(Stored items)
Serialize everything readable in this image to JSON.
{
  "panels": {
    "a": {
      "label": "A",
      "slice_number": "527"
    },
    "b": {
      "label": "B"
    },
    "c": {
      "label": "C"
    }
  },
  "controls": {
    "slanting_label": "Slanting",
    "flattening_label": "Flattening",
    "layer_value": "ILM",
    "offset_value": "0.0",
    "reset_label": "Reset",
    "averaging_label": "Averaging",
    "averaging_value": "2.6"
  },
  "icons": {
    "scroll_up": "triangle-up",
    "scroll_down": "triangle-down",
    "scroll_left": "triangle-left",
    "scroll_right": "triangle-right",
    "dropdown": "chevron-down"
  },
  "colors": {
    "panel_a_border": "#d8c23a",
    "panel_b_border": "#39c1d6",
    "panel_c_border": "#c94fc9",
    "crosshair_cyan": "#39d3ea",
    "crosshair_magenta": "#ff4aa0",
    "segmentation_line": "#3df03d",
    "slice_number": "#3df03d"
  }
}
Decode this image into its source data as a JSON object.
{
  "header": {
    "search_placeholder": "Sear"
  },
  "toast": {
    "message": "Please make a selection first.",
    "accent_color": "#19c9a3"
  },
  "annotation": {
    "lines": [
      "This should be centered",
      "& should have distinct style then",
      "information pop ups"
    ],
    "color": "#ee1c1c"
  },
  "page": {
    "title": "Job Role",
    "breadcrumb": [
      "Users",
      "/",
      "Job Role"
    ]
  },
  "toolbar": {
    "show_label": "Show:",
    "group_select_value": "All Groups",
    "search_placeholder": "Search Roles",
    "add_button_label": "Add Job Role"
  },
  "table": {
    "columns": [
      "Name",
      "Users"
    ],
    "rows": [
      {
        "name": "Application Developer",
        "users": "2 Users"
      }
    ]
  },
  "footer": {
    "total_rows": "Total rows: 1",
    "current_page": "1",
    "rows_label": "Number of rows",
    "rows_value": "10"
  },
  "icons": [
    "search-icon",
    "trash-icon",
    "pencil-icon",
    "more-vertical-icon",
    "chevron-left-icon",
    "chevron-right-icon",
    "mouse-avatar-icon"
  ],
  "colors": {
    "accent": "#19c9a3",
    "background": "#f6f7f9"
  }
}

REQUIRED WORK => Extract all of the data above and output it character for character.

RESULT =>
Serialize everything readable in this image to JSON.
{
  "panels": {
    "a": {
      "label": "A",
      "slice_number": "527"
    },
    "b": {
      "label": "B"
    },
    "c": {
      "label": "C"
    }
  },
  "controls": {
    "slanting_label": "Slanting",
    "flattening_label": "Flattening",
    "layer_value": "ILM",
    "offset_value": "0.0",
    "reset_label": "Reset",
    "averaging_label": "Averaging",
    "averaging_value": "2.6"
  },
  "icons": {
    "scroll_up": "triangle-up",
    "scroll_down": "triangle-down",
    "scroll_left": "triangle-left",
    "scroll_right": "triangle-right",
    "dropdown": "chevron-down"
  },
  "colors": {
    "panel_a_border": "#d8c23a",
    "panel_b_border": "#39c1d6",
    "panel_c_border": "#c94fc9",
    "crosshair_cyan": "#39d3ea",
    "crosshair_magenta": "#ff4aa0",
    "segmentation_line": "#3df03d",
    "slice_number": "#3df03d"
  }
}
Decode this image into its source data as a JSON object.
{
  "header": {
    "search_placeholder": "Sear"
  },
  "toast": {
    "message": "Please make a selection first.",
    "accent_color": "#19c9a3"
  },
  "annotation": {
    "lines": [
      "This should be centered",
      "& should have distinct style then",
      "information pop ups"
    ],
    "color": "#ee1c1c"
  },
  "page": {
    "title": "Job Role",
    "breadcrumb": [
      "Users",
      "/",
      "Job Role"
    ]
  },
  "toolbar": {
    "show_label": "Show:",
    "group_select_value": "All Groups",
    "search_placeholder": "Search Roles",
    "add_button_label": "Add Job Role"
  },
  "table": {
    "columns": [
      "Name",
      "Users"
    ],
    "rows": [
      {
        "name": "Application Developer",
        "users": "2 Users"
      }
    ]
  },
  "footer": {
    "total_rows": "Total rows: 1",
    "current_page": "1",
    "rows_label": "Number of rows",
    "rows_value": "10"
  },
  "icons": [
    "search-icon",
    "trash-icon",
    "pencil-icon",
    "more-vertical-icon",
    "chevron-left-icon",
    "chevron-right-icon",
    "mouse-avatar-icon"
  ],
  "colors": {
    "accent": "#19c9a3",
    "background": "#f6f7f9"
  }
}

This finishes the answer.